▶ INSTRUCTIONS FOR THE TASK
Return the data word for word, from the start through the line that contains "The FB contact glass 7 is at (592, 342).", including that line. Leave the pictures out.

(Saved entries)
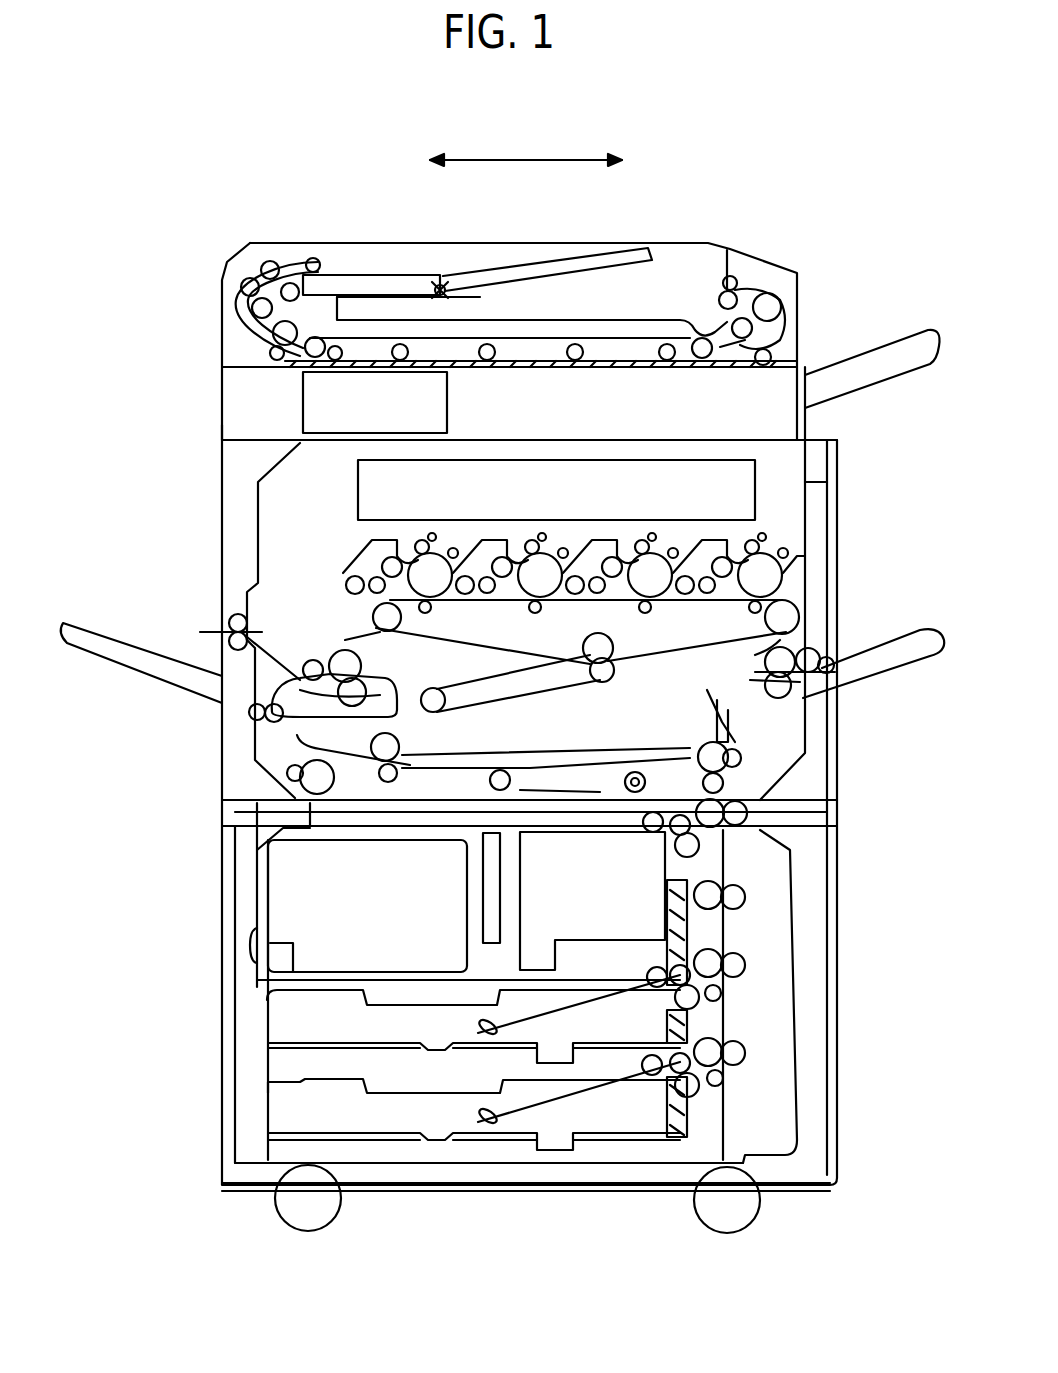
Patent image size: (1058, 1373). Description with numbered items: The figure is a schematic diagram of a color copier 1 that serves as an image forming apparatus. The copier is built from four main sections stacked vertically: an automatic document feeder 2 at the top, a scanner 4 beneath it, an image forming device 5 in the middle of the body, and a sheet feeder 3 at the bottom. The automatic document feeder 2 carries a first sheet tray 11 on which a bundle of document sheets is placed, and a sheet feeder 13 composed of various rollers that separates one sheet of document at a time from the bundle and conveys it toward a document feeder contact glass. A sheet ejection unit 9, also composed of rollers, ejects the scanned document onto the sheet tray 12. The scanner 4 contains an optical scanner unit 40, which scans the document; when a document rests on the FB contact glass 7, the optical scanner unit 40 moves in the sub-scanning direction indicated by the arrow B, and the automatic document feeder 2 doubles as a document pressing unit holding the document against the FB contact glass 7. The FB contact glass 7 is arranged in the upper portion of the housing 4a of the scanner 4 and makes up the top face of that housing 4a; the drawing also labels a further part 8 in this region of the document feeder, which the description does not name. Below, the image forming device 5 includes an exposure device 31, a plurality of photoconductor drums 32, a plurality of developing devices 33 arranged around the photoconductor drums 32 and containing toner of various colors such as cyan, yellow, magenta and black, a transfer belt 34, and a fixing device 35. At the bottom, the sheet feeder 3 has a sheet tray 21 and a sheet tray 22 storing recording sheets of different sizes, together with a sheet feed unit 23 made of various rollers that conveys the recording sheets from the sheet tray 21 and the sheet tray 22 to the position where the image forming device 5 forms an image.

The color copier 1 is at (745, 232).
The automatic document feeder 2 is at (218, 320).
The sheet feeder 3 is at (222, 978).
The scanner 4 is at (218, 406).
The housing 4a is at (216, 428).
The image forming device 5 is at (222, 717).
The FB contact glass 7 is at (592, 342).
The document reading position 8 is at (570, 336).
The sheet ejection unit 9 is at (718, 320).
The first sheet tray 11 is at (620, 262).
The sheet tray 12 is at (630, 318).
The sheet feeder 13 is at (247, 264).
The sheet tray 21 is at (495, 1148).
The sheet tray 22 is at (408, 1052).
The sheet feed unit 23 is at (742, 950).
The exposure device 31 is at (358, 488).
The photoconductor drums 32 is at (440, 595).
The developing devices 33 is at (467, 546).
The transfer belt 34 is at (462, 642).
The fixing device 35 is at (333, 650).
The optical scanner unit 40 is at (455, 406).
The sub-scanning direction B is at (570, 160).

▶ ANSWER IN FULL
Patent image size: (1058, 1373). Description with numbered items: The figure is a schematic diagram of a color copier 1 that serves as an image forming apparatus. The copier is built from four main sections stacked vertically: an automatic document feeder 2 at the top, a scanner 4 beneath it, an image forming device 5 in the middle of the body, and a sheet feeder 3 at the bottom. The automatic document feeder 2 carries a first sheet tray 11 on which a bundle of document sheets is placed, and a sheet feeder 13 composed of various rollers that separates one sheet of document at a time from the bundle and conveys it toward a document feeder contact glass. A sheet ejection unit 9, also composed of rollers, ejects the scanned document onto the sheet tray 12. The scanner 4 contains an optical scanner unit 40, which scans the document; when a document rests on the FB contact glass 7, the optical scanner unit 40 moves in the sub-scanning direction indicated by the arrow B, and the automatic document feeder 2 doubles as a document pressing unit holding the document against the FB contact glass 7. The FB contact glass 7 is arranged in the upper portion of the housing 4a of the scanner 4 and makes up the top face of that housing 4a; the drawing also labels a further part 8 in this region of the document feeder, which the description does not name. Below, the image forming device 5 includes an exposure device 31, a plurality of photoconductor drums 32, a plurality of developing devices 33 arranged around the photoconductor drums 32 and containing toner of various colors such as cyan, yellow, magenta and black, a transfer belt 34, and a fixing device 35. At the bottom, the sheet feeder 3 has a sheet tray 21 and a sheet tray 22 storing recording sheets of different sizes, together with a sheet feed unit 23 made of various rollers that conveys the recording sheets from the sheet tray 21 and the sheet tray 22 to the position where the image forming device 5 forms an image.

The color copier 1 is at (745, 232).
The automatic document feeder 2 is at (218, 320).
The sheet feeder 3 is at (222, 978).
The scanner 4 is at (218, 406).
The housing 4a is at (216, 428).
The image forming device 5 is at (222, 717).
The FB contact glass 7 is at (592, 342).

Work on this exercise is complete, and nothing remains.